Exercise goal:
In full and without alteration, repeat the material.

[Start of Extracted entries]

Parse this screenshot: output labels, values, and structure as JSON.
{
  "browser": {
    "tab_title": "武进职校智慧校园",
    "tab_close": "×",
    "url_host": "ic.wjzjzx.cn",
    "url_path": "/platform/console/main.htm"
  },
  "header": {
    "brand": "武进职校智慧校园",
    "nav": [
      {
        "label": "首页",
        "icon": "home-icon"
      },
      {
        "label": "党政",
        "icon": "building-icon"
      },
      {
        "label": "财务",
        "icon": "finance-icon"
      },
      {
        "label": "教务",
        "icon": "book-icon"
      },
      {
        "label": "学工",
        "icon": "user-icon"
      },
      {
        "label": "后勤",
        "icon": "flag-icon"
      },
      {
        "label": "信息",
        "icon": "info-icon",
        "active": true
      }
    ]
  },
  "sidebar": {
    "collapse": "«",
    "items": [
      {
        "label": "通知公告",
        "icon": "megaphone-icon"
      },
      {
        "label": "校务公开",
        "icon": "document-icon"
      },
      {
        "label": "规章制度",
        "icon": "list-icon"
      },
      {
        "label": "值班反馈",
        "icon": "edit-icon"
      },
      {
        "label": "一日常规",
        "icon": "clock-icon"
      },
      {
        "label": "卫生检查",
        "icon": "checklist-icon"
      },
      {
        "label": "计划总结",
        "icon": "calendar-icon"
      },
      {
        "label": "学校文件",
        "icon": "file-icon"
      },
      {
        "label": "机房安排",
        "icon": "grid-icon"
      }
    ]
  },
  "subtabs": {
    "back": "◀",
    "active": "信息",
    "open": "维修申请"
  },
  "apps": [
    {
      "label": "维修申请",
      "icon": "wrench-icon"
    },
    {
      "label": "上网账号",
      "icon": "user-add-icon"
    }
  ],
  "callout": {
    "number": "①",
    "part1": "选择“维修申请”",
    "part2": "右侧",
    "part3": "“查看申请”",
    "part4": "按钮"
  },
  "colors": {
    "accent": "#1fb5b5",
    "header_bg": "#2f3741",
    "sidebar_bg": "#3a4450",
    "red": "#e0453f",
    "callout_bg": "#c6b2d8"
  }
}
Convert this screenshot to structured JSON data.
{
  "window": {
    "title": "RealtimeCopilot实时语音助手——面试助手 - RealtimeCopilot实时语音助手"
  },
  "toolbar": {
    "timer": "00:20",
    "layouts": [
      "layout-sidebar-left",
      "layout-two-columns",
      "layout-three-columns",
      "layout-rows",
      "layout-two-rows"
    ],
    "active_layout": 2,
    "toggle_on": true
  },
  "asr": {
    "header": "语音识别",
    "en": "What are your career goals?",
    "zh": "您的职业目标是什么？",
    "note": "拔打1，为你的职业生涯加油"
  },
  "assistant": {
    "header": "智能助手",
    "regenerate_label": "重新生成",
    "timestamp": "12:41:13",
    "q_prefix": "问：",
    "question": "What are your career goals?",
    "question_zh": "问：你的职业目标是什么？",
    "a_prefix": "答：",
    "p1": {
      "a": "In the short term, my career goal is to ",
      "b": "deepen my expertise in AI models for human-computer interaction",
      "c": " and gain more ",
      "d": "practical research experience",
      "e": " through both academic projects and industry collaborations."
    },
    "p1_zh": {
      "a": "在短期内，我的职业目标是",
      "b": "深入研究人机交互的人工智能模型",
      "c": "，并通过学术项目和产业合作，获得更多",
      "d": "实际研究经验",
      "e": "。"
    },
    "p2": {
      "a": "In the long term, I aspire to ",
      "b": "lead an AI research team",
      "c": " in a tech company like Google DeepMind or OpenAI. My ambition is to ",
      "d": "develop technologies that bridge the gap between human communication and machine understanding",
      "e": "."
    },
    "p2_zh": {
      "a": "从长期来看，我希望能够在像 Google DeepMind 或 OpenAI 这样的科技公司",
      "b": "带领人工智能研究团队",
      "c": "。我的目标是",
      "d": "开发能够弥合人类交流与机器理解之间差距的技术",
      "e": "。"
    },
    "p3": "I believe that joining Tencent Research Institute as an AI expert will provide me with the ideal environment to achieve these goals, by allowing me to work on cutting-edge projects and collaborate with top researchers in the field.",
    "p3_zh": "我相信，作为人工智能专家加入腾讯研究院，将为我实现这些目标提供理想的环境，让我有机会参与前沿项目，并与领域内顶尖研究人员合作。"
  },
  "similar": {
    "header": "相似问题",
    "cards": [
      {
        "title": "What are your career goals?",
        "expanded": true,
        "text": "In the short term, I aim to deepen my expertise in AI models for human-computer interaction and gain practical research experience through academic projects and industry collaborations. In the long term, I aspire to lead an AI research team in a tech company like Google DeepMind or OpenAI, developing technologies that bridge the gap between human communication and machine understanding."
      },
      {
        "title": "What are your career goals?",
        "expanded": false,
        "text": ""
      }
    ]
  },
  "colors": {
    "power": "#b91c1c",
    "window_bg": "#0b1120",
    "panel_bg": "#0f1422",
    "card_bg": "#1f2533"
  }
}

[End of Extracted entries]

Correct result:
Parse this screenshot: output labels, values, and structure as JSON.
{
  "browser": {
    "tab_title": "武进职校智慧校园",
    "tab_close": "×",
    "url_host": "ic.wjzjzx.cn",
    "url_path": "/platform/console/main.htm"
  },
  "header": {
    "brand": "武进职校智慧校园",
    "nav": [
      {
        "label": "首页",
        "icon": "home-icon"
      },
      {
        "label": "党政",
        "icon": "building-icon"
      },
      {
        "label": "财务",
        "icon": "finance-icon"
      },
      {
        "label": "教务",
        "icon": "book-icon"
      },
      {
        "label": "学工",
        "icon": "user-icon"
      },
      {
        "label": "后勤",
        "icon": "flag-icon"
      },
      {
        "label": "信息",
        "icon": "info-icon",
        "active": true
      }
    ]
  },
  "sidebar": {
    "collapse": "«",
    "items": [
      {
        "label": "通知公告",
        "icon": "megaphone-icon"
      },
      {
        "label": "校务公开",
        "icon": "document-icon"
      },
      {
        "label": "规章制度",
        "icon": "list-icon"
      },
      {
        "label": "值班反馈",
        "icon": "edit-icon"
      },
      {
        "label": "一日常规",
        "icon": "clock-icon"
      },
      {
        "label": "卫生检查",
        "icon": "checklist-icon"
      },
      {
        "label": "计划总结",
        "icon": "calendar-icon"
      },
      {
        "label": "学校文件",
        "icon": "file-icon"
      },
      {
        "label": "机房安排",
        "icon": "grid-icon"
      }
    ]
  },
  "subtabs": {
    "back": "◀",
    "active": "信息",
    "open": "维修申请"
  },
  "apps": [
    {
      "label": "维修申请",
      "icon": "wrench-icon"
    },
    {
      "label": "上网账号",
      "icon": "user-add-icon"
    }
  ],
  "callout": {
    "number": "①",
    "part1": "选择“维修申请”",
    "part2": "右侧",
    "part3": "“查看申请”",
    "part4": "按钮"
  },
  "colors": {
    "accent": "#1fb5b5",
    "header_bg": "#2f3741",
    "sidebar_bg": "#3a4450",
    "red": "#e0453f",
    "callout_bg": "#c6b2d8"
  }
}
Convert this screenshot to structured JSON data.
{
  "window": {
    "title": "RealtimeCopilot实时语音助手——面试助手 - RealtimeCopilot实时语音助手"
  },
  "toolbar": {
    "timer": "00:20",
    "layouts": [
      "layout-sidebar-left",
      "layout-two-columns",
      "layout-three-columns",
      "layout-rows",
      "layout-two-rows"
    ],
    "active_layout": 2,
    "toggle_on": true
  },
  "asr": {
    "header": "语音识别",
    "en": "What are your career goals?",
    "zh": "您的职业目标是什么？",
    "note": "拔打1，为你的职业生涯加油"
  },
  "assistant": {
    "header": "智能助手",
    "regenerate_label": "重新生成",
    "timestamp": "12:41:13",
    "q_prefix": "问：",
    "question": "What are your career goals?",
    "question_zh": "问：你的职业目标是什么？",
    "a_prefix": "答：",
    "p1": {
      "a": "In the short term, my career goal is to ",
      "b": "deepen my expertise in AI models for human-computer interaction",
      "c": " and gain more ",
      "d": "practical research experience",
      "e": " through both academic projects and industry collaborations."
    },
    "p1_zh": {
      "a": "在短期内，我的职业目标是",
      "b": "深入研究人机交互的人工智能模型",
      "c": "，并通过学术项目和产业合作，获得更多",
      "d": "实际研究经验",
      "e": "。"
    },
    "p2": {
      "a": "In the long term, I aspire to ",
      "b": "lead an AI research team",
      "c": " in a tech company like Google DeepMind or OpenAI. My ambition is to ",
      "d": "develop technologies that bridge the gap between human communication and machine understanding",
      "e": "."
    },
    "p2_zh": {
      "a": "从长期来看，我希望能够在像 Google DeepMind 或 OpenAI 这样的科技公司",
      "b": "带领人工智能研究团队",
      "c": "。我的目标是",
      "d": "开发能够弥合人类交流与机器理解之间差距的技术",
      "e": "。"
    },
    "p3": "I believe that joining Tencent Research Institute as an AI expert will provide me with the ideal environment to achieve these goals, by allowing me to work on cutting-edge projects and collaborate with top researchers in the field.",
    "p3_zh": "我相信，作为人工智能专家加入腾讯研究院，将为我实现这些目标提供理想的环境，让我有机会参与前沿项目，并与领域内顶尖研究人员合作。"
  },
  "similar": {
    "header": "相似问题",
    "cards": [
      {
        "title": "What are your career goals?",
        "expanded": true,
        "text": "In the short term, I aim to deepen my expertise in AI models for human-computer interaction and gain practical research experience through academic projects and industry collaborations. In the long term, I aspire to lead an AI research team in a tech company like Google DeepMind or OpenAI, developing technologies that bridge the gap between human communication and machine understanding."
      },
      {
        "title": "What are your career goals?",
        "expanded": false,
        "text": ""
      }
    ]
  },
  "colors": {
    "power": "#b91c1c",
    "window_bg": "#0b1120",
    "panel_bg": "#0f1422",
    "card_bg": "#1f2533"
  }
}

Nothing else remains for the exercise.